**WHAT THE EXERCISE ASKS**
Retype the records below exactly as they appear.

_____

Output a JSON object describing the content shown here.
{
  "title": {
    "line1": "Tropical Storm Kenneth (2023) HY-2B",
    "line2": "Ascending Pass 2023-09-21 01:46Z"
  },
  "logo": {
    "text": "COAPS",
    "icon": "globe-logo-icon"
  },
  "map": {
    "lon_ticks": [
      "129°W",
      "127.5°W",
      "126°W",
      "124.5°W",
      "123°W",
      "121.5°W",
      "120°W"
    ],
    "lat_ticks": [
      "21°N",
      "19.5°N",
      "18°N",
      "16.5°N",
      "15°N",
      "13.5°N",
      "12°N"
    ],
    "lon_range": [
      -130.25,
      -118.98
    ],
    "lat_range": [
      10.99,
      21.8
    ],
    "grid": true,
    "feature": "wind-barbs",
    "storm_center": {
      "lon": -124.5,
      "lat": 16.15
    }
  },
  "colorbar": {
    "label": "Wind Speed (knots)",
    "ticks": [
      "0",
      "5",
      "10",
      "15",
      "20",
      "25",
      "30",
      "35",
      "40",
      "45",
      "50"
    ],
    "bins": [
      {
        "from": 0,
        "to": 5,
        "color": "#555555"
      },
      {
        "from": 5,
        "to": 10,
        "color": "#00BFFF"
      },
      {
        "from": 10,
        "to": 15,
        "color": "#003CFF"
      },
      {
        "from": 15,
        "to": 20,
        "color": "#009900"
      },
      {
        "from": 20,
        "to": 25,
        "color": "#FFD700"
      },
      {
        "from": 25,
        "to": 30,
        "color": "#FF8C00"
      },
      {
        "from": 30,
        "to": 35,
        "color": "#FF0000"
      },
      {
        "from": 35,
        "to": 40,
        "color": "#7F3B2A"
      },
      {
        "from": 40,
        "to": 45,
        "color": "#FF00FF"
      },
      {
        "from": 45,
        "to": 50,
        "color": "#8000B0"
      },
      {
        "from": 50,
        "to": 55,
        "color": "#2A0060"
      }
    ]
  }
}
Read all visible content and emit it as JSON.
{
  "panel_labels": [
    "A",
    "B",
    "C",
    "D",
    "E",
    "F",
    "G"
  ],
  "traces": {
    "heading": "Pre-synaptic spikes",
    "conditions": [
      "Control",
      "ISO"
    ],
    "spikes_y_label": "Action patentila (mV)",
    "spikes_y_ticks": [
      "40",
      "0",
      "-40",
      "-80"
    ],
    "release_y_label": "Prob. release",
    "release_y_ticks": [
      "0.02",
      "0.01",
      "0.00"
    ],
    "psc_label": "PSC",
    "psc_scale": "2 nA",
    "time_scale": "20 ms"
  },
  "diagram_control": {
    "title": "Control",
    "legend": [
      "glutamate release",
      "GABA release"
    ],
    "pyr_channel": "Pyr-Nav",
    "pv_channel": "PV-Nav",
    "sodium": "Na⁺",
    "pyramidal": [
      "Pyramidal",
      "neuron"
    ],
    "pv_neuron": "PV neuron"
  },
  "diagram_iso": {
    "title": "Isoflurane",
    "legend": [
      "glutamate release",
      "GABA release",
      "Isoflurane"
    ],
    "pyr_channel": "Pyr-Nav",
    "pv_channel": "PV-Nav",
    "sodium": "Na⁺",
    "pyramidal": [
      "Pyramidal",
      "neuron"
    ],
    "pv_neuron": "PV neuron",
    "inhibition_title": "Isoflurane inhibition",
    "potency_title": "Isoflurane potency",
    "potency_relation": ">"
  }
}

_____

**RESULT OF THE TASK**
Output a JSON object describing the content shown here.
{
  "title": {
    "line1": "Tropical Storm Kenneth (2023) HY-2B",
    "line2": "Ascending Pass 2023-09-21 01:46Z"
  },
  "logo": {
    "text": "COAPS",
    "icon": "globe-logo-icon"
  },
  "map": {
    "lon_ticks": [
      "129°W",
      "127.5°W",
      "126°W",
      "124.5°W",
      "123°W",
      "121.5°W",
      "120°W"
    ],
    "lat_ticks": [
      "21°N",
      "19.5°N",
      "18°N",
      "16.5°N",
      "15°N",
      "13.5°N",
      "12°N"
    ],
    "lon_range": [
      -130.25,
      -118.98
    ],
    "lat_range": [
      10.99,
      21.8
    ],
    "grid": true,
    "feature": "wind-barbs",
    "storm_center": {
      "lon": -124.5,
      "lat": 16.15
    }
  },
  "colorbar": {
    "label": "Wind Speed (knots)",
    "ticks": [
      "0",
      "5",
      "10",
      "15",
      "20",
      "25",
      "30",
      "35",
      "40",
      "45",
      "50"
    ],
    "bins": [
      {
        "from": 0,
        "to": 5,
        "color": "#555555"
      },
      {
        "from": 5,
        "to": 10,
        "color": "#00BFFF"
      },
      {
        "from": 10,
        "to": 15,
        "color": "#003CFF"
      },
      {
        "from": 15,
        "to": 20,
        "color": "#009900"
      },
      {
        "from": 20,
        "to": 25,
        "color": "#FFD700"
      },
      {
        "from": 25,
        "to": 30,
        "color": "#FF8C00"
      },
      {
        "from": 30,
        "to": 35,
        "color": "#FF0000"
      },
      {
        "from": 35,
        "to": 40,
        "color": "#7F3B2A"
      },
      {
        "from": 40,
        "to": 45,
        "color": "#FF00FF"
      },
      {
        "from": 45,
        "to": 50,
        "color": "#8000B0"
      },
      {
        "from": 50,
        "to": 55,
        "color": "#2A0060"
      }
    ]
  }
}
Read all visible content and emit it as JSON.
{
  "panel_labels": [
    "A",
    "B",
    "C",
    "D",
    "E",
    "F",
    "G"
  ],
  "traces": {
    "heading": "Pre-synaptic spikes",
    "conditions": [
      "Control",
      "ISO"
    ],
    "spikes_y_label": "Action patentila (mV)",
    "spikes_y_ticks": [
      "40",
      "0",
      "-40",
      "-80"
    ],
    "release_y_label": "Prob. release",
    "release_y_ticks": [
      "0.02",
      "0.01",
      "0.00"
    ],
    "psc_label": "PSC",
    "psc_scale": "2 nA",
    "time_scale": "20 ms"
  },
  "diagram_control": {
    "title": "Control",
    "legend": [
      "glutamate release",
      "GABA release"
    ],
    "pyr_channel": "Pyr-Nav",
    "pv_channel": "PV-Nav",
    "sodium": "Na⁺",
    "pyramidal": [
      "Pyramidal",
      "neuron"
    ],
    "pv_neuron": "PV neuron"
  },
  "diagram_iso": {
    "title": "Isoflurane",
    "legend": [
      "glutamate release",
      "GABA release",
      "Isoflurane"
    ],
    "pyr_channel": "Pyr-Nav",
    "pv_channel": "PV-Nav",
    "sodium": "Na⁺",
    "pyramidal": [
      "Pyramidal",
      "neuron"
    ],
    "pv_neuron": "PV neuron",
    "inhibition_title": "Isoflurane inhibition",
    "potency_title": "Isoflurane potency",
    "potency_relation": ">"
  }
}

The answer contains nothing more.